Tally the lines containing the word "зоны" and give the total alone.
— Start —
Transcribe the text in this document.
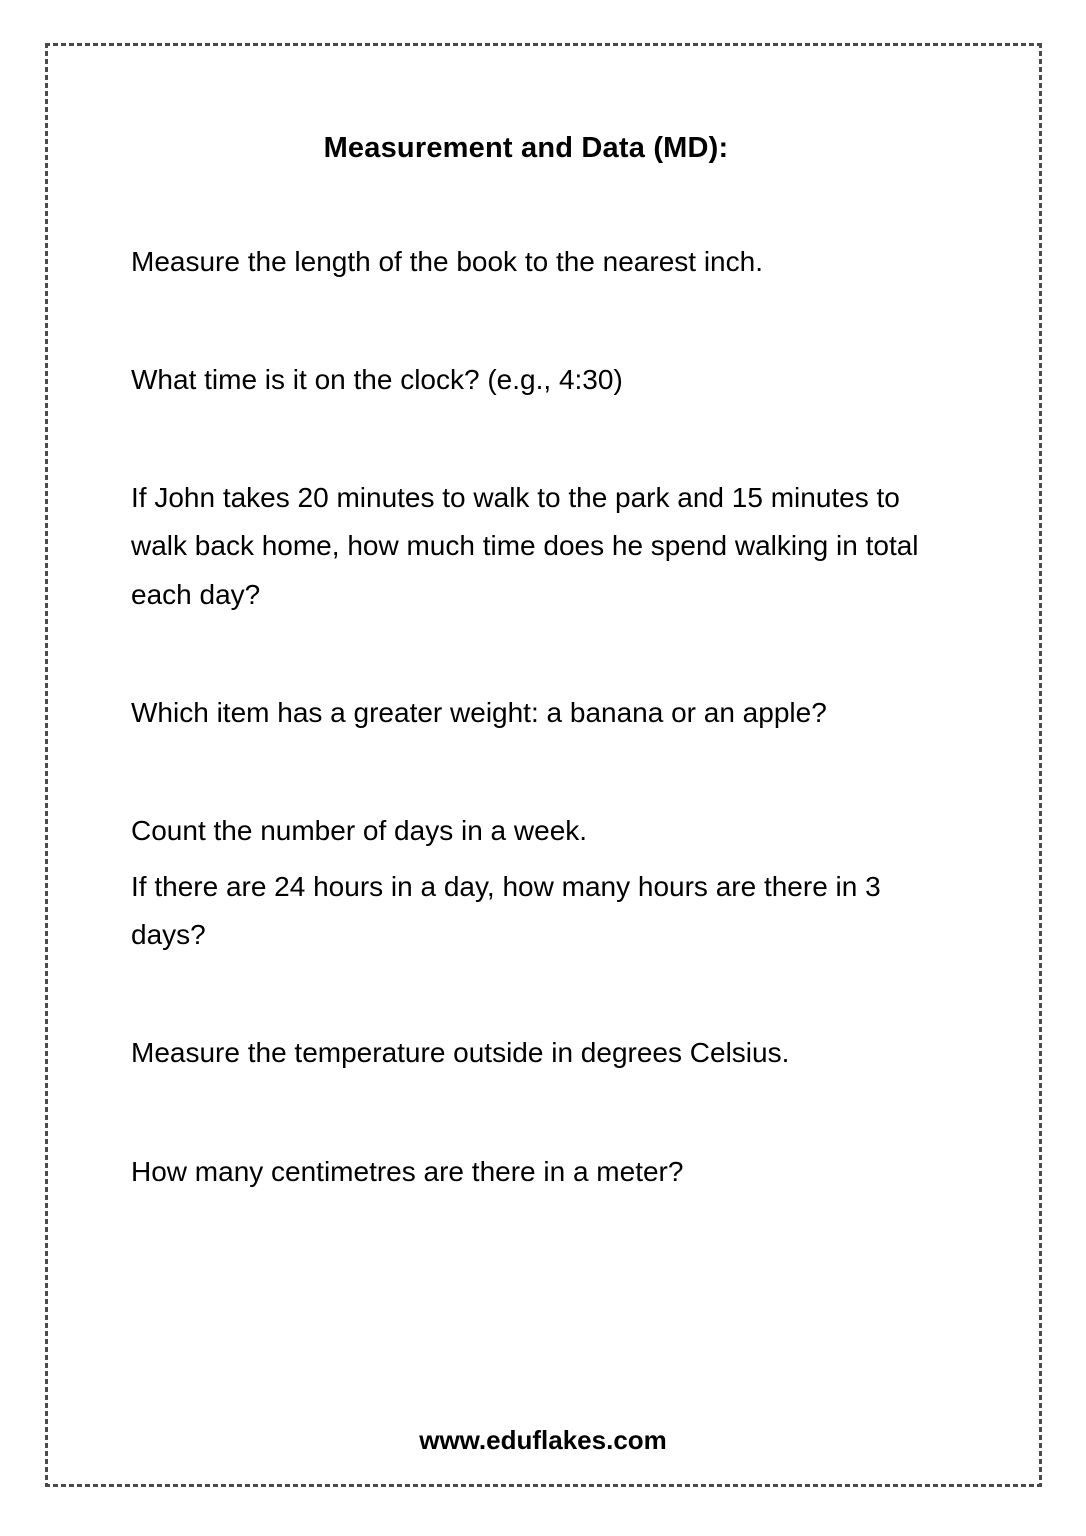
Measurement and Data (MD):

Measure the length of the book to the nearest inch.

What time is it on the clock? (e.g., 4:30)

If John takes 20 minutes to walk to the park and 15 minutes to walk back home, how much time does he spend walking in total each day?

Which item has a greater weight: a banana or an apple?

Count the number of days in a week.

If there are 24 hours in a day, how many hours are there in 3 days?

Measure the temperature outside in degrees Celsius.

How many centimetres are there in a meter?

www.eduflakes.com
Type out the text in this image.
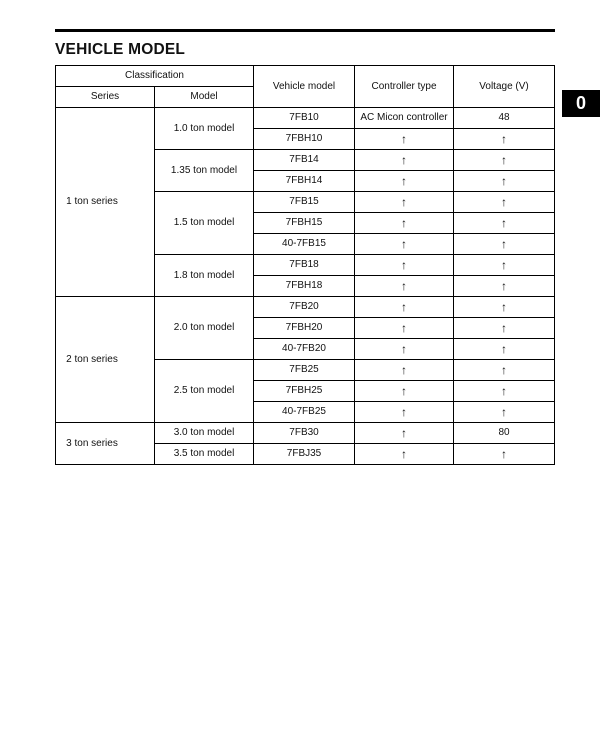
VEHICLE MODEL
0
Classification		Vehicle model	Controller type	Voltage (V)
Series	Model			

1 ton series	1.0 ton model	7FB10	AC Micon controller	48
		7FBH10	↑	↑
	1.35 ton model	7FB14	↑	↑
		7FBH14	↑	↑
	1.5 ton model	7FB15	↑	↑
		7FBH15	↑	↑
		40-7FB15	↑	↑
	1.8 ton model	7FB18	↑	↑
		7FBH18	↑	↑

2 ton series	2.0 ton model	7FB20	↑	↑
		7FBH20	↑	↑
		40-7FB20	↑	↑
	2.5 ton model	7FB25	↑	↑
		7FBH25	↑	↑
		40-7FB25	↑	↑

3 ton series	3.0 ton model	7FB30	↑	80
	3.5 ton model	7FBJ35	↑	↑
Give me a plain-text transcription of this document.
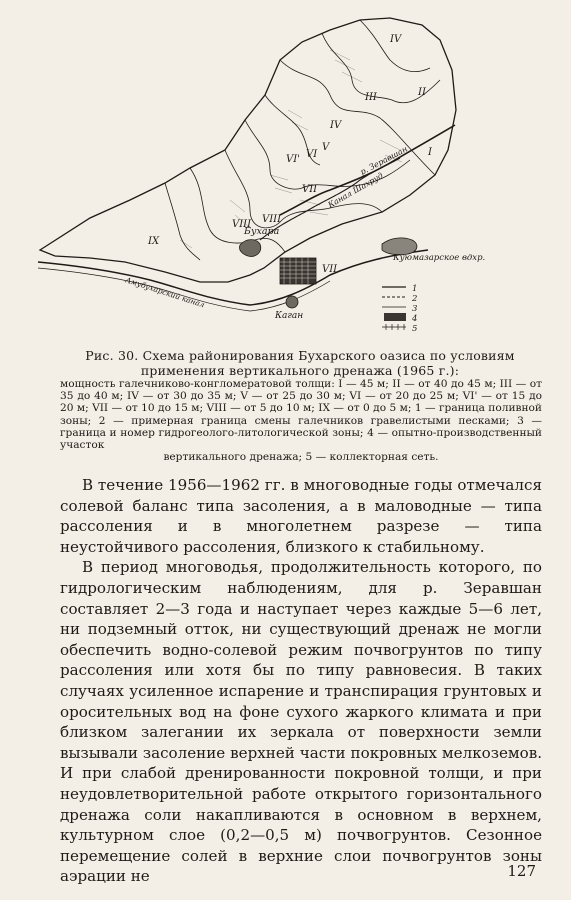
Бухара
Каган
р. Зеравшан
Канал Шахруд
Куюмазарское вдхр.
Амубухарский канал
IV
II
I
III
IV
V
VI
VI'
VII
VII
VIII
VIII
IX
1
2
3
4
5
Рис. 30. Схема районирования Бухарского оазиса по условиям применения вертикального дренажа (1965 г.):
мощность галечниково-конгломератовой толщи: I — 45 м; II — от 40 до 45 м; III — от 35 до 40 м; IV — от 30 до 35 м; V — от 25 до 30 м; VI — от 20 до 25 м; VI' — от 15 до 20 м; VII — от 10 до 15 м; VIII — от 5 до 10 м; IX — от 0 до 5 м; 1 — граница поливной зоны; 2 — примерная граница смены галечников гравелистыми песками; 3 — граница и номер гидрогеолого-литологической зоны; 4 — опытно-производственный участок
вертикального дренажа; 5 — коллекторная сеть.

В течение 1956—1962 гг. в многоводные годы отмечался солевой баланс типа засоления, а в маловодные — типа рассоления и в многолетнем разрезе — типа неустойчивого рассоления, близкого к стабильному.

В период многоводья, продолжительность которого, по гидрологическим наблюдениям, для р. Зеравшан составляет 2—3 года и наступает через каждые 5—6 лет, ни подземный отток, ни существующий дренаж не могли обеспечить водно-солевой режим почвогрунтов по типу рассоления или хотя бы по типу равновесия. В таких случаях усиленное испарение и транспирация грунтовых и оросительных вод на фоне сухого жаркого климата и при близком залегании их зеркала от поверхности земли вызывали засоление верхней части покровных мелкоземов. И при слабой дренированности покровной толщи, и при неудовлетворительной работе открытого горизонтального дренажа соли накапливаются в основном в верхнем, культурном слое (0,2—0,5 м) почвогрунтов. Сезонное перемещение солей в верхние слои почвогрунтов зоны аэрации не	127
— End —
• [TASK OUTPUT]: 2